▸ **DATA PROVIDED**

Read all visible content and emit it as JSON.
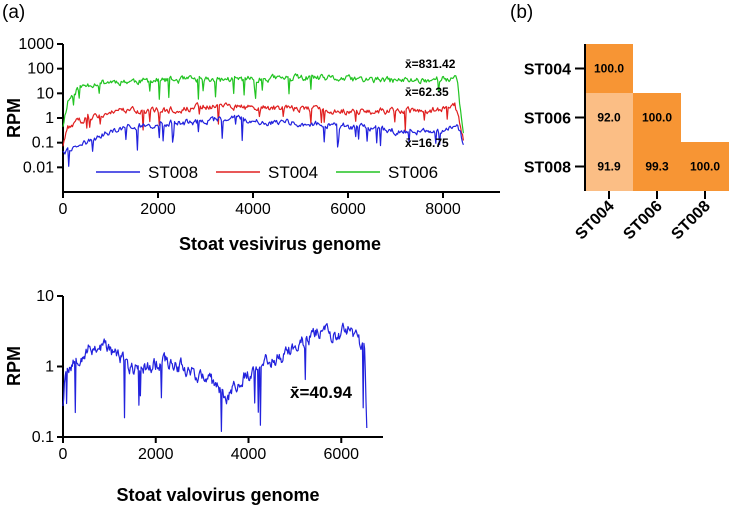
{
  "panel_labels": {
    "a": "(a)",
    "b": "(b)"
  },
  "colors": {
    "ST008": "#2222dd",
    "ST004": "#e02020",
    "ST006": "#22c422",
    "heat_dark": "#f79534",
    "heat_light": "#fbbe85"
  },
  "chart_data": [
    {
      "id": "vesivirus",
      "type": "line",
      "title": "",
      "xlabel": "Stoat vesivirus genome",
      "ylabel": "RPM",
      "yscale": "log",
      "xlim": [
        0,
        9200
      ],
      "ylim": [
        0.001,
        1000
      ],
      "xticks": [
        "0",
        "2000",
        "4000",
        "6000",
        "8000"
      ],
      "xtick_values": [
        0,
        2000,
        4000,
        6000,
        8000
      ],
      "yticks": [
        "1000",
        "100",
        "10",
        "1",
        "0.1",
        "0.01"
      ],
      "ytick_values": [
        1000,
        100,
        10,
        1,
        0.1,
        0.01
      ],
      "legend": [
        "ST008",
        "ST004",
        "ST006"
      ],
      "series": [
        {
          "name": "ST006",
          "color": "#22c422",
          "genome_length": 8430,
          "profile": [
            [
              0,
              0.5
            ],
            [
              100,
              5
            ],
            [
              300,
              15
            ],
            [
              600,
              25
            ],
            [
              1000,
              30
            ],
            [
              2000,
              33
            ],
            [
              3000,
              36
            ],
            [
              4000,
              38
            ],
            [
              5000,
              42
            ],
            [
              6000,
              38
            ],
            [
              7000,
              33
            ],
            [
              7800,
              36
            ],
            [
              8000,
              40
            ],
            [
              8300,
              35
            ],
            [
              8430,
              0.2
            ]
          ]
        },
        {
          "name": "ST004",
          "color": "#e02020",
          "genome_length": 8430,
          "profile": [
            [
              0,
              0.08
            ],
            [
              100,
              0.4
            ],
            [
              300,
              0.7
            ],
            [
              600,
              1.2
            ],
            [
              1200,
              1.8
            ],
            [
              2000,
              2
            ],
            [
              3000,
              2.8
            ],
            [
              3300,
              3.5
            ],
            [
              4000,
              2.5
            ],
            [
              5000,
              2.5
            ],
            [
              6000,
              1.9
            ],
            [
              7000,
              2
            ],
            [
              8000,
              2.2
            ],
            [
              8250,
              3.5
            ],
            [
              8430,
              0.15
            ]
          ]
        },
        {
          "name": "ST008",
          "color": "#2222dd",
          "genome_length": 8430,
          "profile": [
            [
              0,
              0.05
            ],
            [
              300,
              0.05
            ],
            [
              500,
              0.1
            ],
            [
              800,
              0.2
            ],
            [
              1200,
              0.4
            ],
            [
              2000,
              0.6
            ],
            [
              3000,
              0.7
            ],
            [
              3500,
              1.2
            ],
            [
              4000,
              0.8
            ],
            [
              5000,
              0.6
            ],
            [
              6000,
              0.45
            ],
            [
              7000,
              0.3
            ],
            [
              8000,
              0.3
            ],
            [
              8300,
              0.5
            ],
            [
              8430,
              0.1
            ]
          ]
        }
      ],
      "annotations": [
        {
          "text": "x̄=831.42",
          "series": "ST006"
        },
        {
          "text": "x̄=62.35",
          "series": "ST004"
        },
        {
          "text": "x̄=16.75",
          "series": "ST008"
        }
      ]
    },
    {
      "id": "valovirus",
      "type": "line",
      "title": "",
      "xlabel": "Stoat valovirus genome",
      "ylabel": "RPM",
      "yscale": "log",
      "xlim": [
        0,
        6900
      ],
      "ylim": [
        0.1,
        10
      ],
      "xticks": [
        "0",
        "2000",
        "4000",
        "6000"
      ],
      "xtick_values": [
        0,
        2000,
        4000,
        6000
      ],
      "yticks": [
        "10",
        "1",
        "0.1"
      ],
      "ytick_values": [
        10,
        1,
        0.1
      ],
      "series": [
        {
          "name": "ST008",
          "color": "#2222dd",
          "genome_length": 6550,
          "profile": [
            [
              0,
              0.3
            ],
            [
              50,
              0.9
            ],
            [
              300,
              1.3
            ],
            [
              600,
              1.8
            ],
            [
              900,
              2.0
            ],
            [
              1200,
              1.4
            ],
            [
              1500,
              0.9
            ],
            [
              1800,
              1.0
            ],
            [
              2200,
              1.2
            ],
            [
              2600,
              1.0
            ],
            [
              3000,
              0.7
            ],
            [
              3300,
              0.55
            ],
            [
              3500,
              0.35
            ],
            [
              3700,
              0.5
            ],
            [
              4000,
              0.8
            ],
            [
              4300,
              1.1
            ],
            [
              4700,
              1.4
            ],
            [
              5000,
              1.8
            ],
            [
              5300,
              2.6
            ],
            [
              5600,
              3.5
            ],
            [
              5900,
              2.6
            ],
            [
              6200,
              3.6
            ],
            [
              6400,
              2.2
            ],
            [
              6500,
              2.0
            ],
            [
              6550,
              0.16
            ]
          ]
        }
      ],
      "annotations": [
        {
          "text": "x̄=40.94",
          "series": "ST008"
        }
      ]
    },
    {
      "id": "identity",
      "type": "heatmap",
      "rows": [
        "ST004",
        "ST006",
        "ST008"
      ],
      "columns": [
        "ST004",
        "ST006",
        "ST008"
      ],
      "values": [
        [
          100.0,
          null,
          null
        ],
        [
          92.0,
          100.0,
          null
        ],
        [
          91.9,
          99.3,
          100.0
        ]
      ],
      "labels": [
        [
          "100.0",
          "",
          ""
        ],
        [
          "92.0",
          "100.0",
          ""
        ],
        [
          "91.9",
          "99.3",
          "100.0"
        ]
      ]
    }
  ]
}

▸ **REQUIRED ACTION**
Show each line in the listing above that has "vesivirus".

▸ **ANSWER TO THIS TASK**
      "id": "vesivirus",
      "xlabel": "Stoat vesivirus genome",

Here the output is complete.